TASK OBJECTIVE
Below are the records; copy each line in them that holds the word "probe".

DATA FOR THIS TASK
◇ ◇ ◇ ◇ ◇

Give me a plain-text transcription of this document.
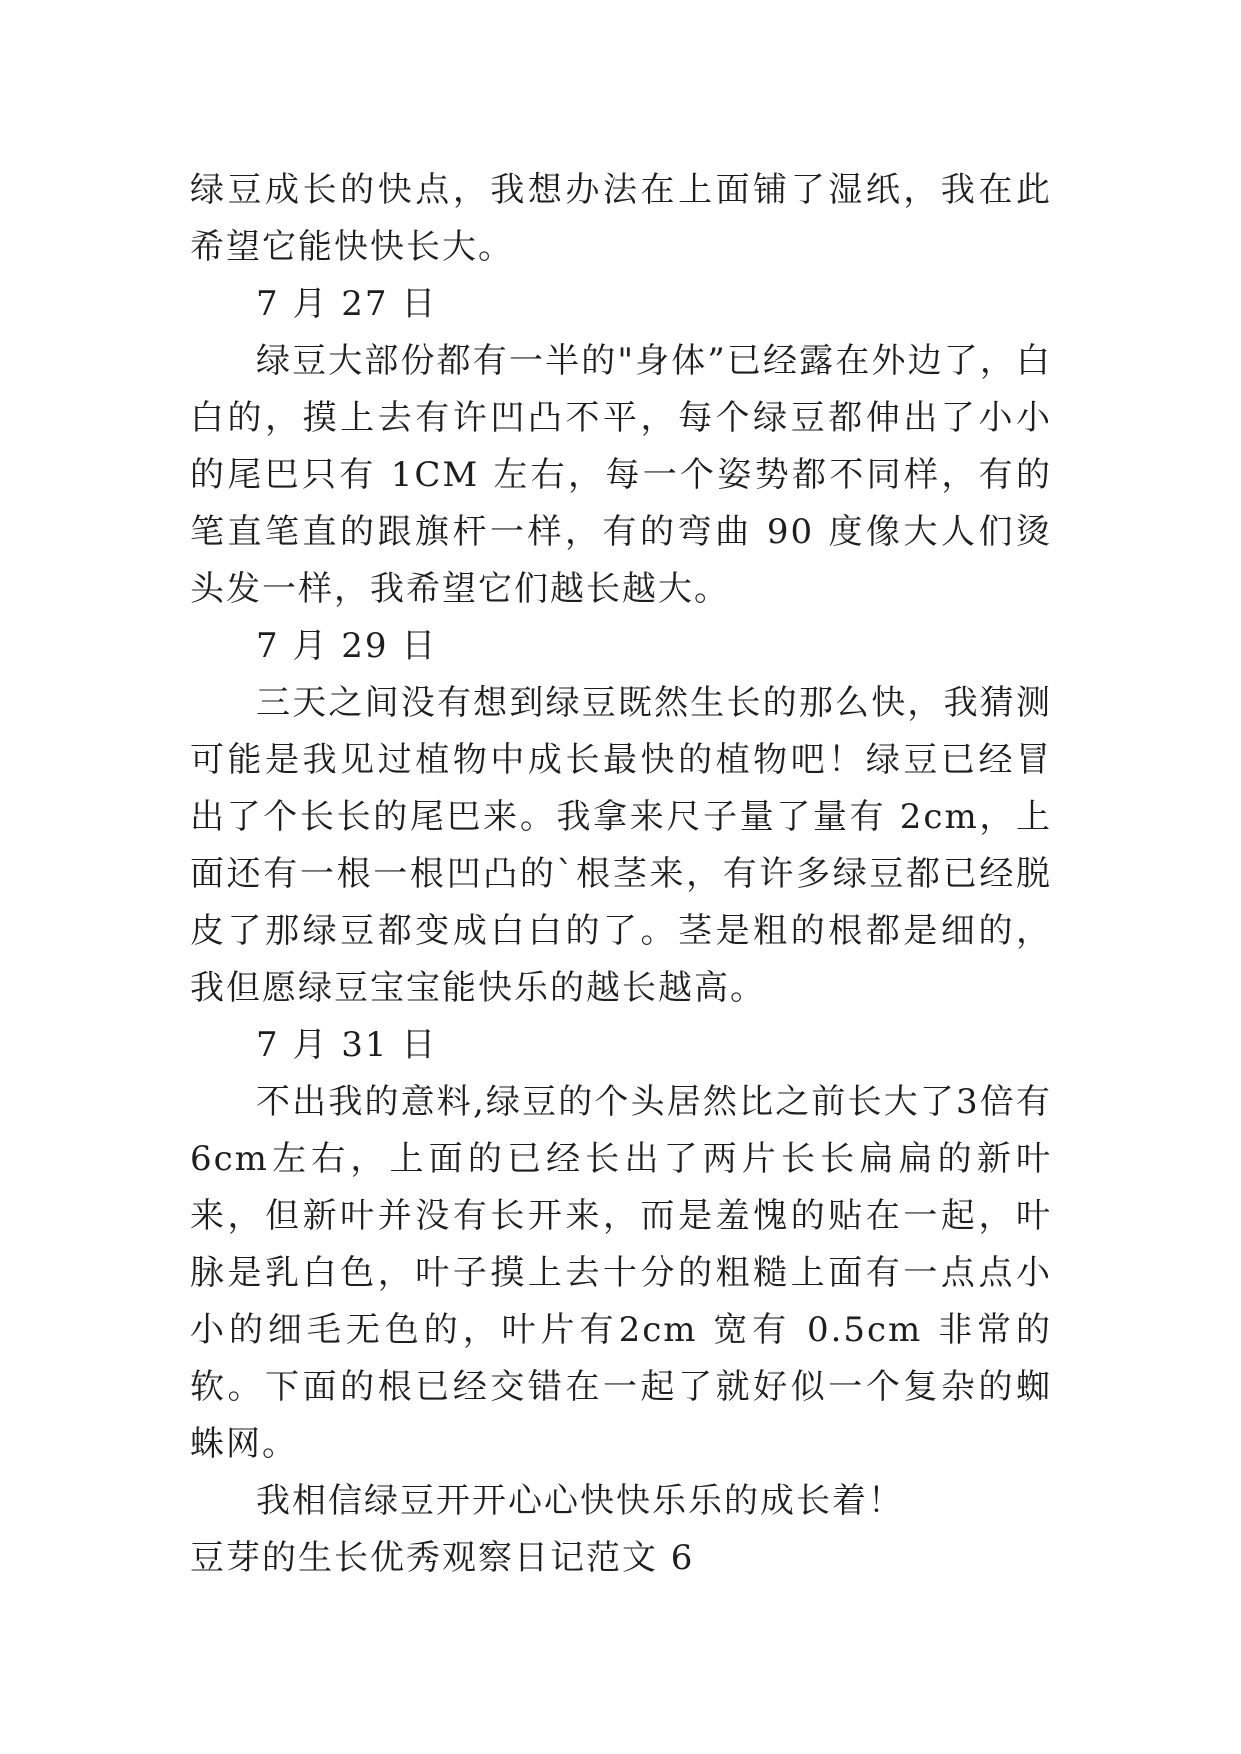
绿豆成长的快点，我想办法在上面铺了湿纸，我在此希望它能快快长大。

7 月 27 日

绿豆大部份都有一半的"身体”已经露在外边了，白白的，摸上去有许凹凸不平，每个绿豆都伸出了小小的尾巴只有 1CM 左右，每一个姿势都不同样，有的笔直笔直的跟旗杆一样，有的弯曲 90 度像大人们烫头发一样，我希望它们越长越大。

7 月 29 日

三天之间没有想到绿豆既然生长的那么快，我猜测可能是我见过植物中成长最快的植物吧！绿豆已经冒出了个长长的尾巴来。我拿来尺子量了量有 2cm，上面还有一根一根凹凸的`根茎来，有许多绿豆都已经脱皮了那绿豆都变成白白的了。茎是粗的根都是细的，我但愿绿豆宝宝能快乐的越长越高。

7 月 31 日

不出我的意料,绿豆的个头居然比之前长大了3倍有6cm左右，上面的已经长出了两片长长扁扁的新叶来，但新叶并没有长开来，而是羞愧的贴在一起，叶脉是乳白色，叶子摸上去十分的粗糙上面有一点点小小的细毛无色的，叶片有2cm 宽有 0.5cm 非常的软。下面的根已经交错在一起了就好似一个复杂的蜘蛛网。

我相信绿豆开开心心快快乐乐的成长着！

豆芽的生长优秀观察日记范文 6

◇ ◇ ◇ ◇ ◇

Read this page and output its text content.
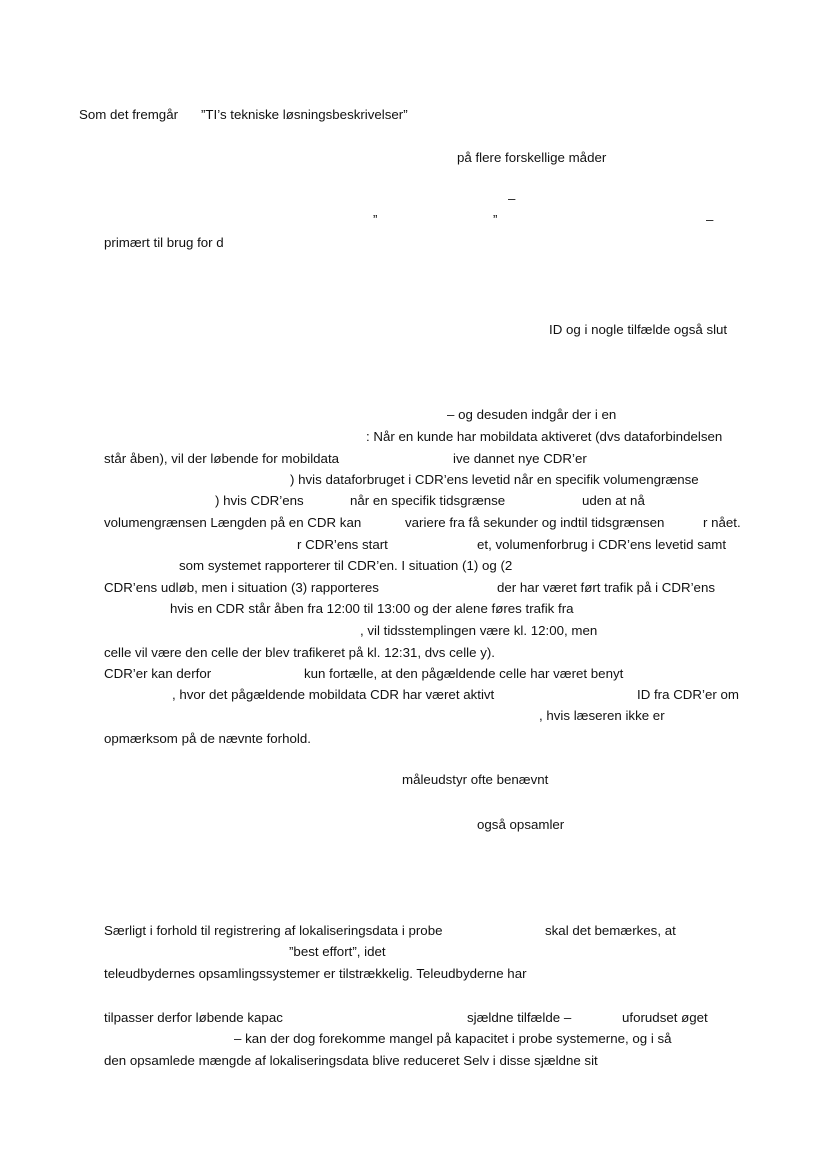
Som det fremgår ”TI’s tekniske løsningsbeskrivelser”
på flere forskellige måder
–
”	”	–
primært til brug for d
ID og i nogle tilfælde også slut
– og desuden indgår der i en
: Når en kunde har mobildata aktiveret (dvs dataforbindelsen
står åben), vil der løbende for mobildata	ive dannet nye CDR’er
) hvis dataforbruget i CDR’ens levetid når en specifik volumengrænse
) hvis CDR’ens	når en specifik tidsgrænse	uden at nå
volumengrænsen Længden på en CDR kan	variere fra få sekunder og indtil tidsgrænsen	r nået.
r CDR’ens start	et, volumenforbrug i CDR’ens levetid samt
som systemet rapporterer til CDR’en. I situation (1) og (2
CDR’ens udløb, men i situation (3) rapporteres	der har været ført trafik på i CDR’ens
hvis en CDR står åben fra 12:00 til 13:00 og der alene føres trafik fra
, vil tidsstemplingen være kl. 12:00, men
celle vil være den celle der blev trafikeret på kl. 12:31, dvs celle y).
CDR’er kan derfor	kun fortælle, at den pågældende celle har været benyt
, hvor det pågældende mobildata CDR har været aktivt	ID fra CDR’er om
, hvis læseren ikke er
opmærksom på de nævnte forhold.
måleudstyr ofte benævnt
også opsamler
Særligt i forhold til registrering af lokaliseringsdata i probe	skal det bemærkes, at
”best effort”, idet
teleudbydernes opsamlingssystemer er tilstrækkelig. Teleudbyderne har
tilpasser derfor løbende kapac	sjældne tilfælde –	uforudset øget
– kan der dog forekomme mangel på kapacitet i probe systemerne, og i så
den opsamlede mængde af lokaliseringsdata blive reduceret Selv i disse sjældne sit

◇ ◇ ◇ ◇ ◇

ANSWER FOR THIS EXERCISE
Særligt i forhold til registrering af lokaliseringsdata i probe	skal det bemærkes, at
– kan der dog forekomme mangel på kapacitet i probe systemerne, og i så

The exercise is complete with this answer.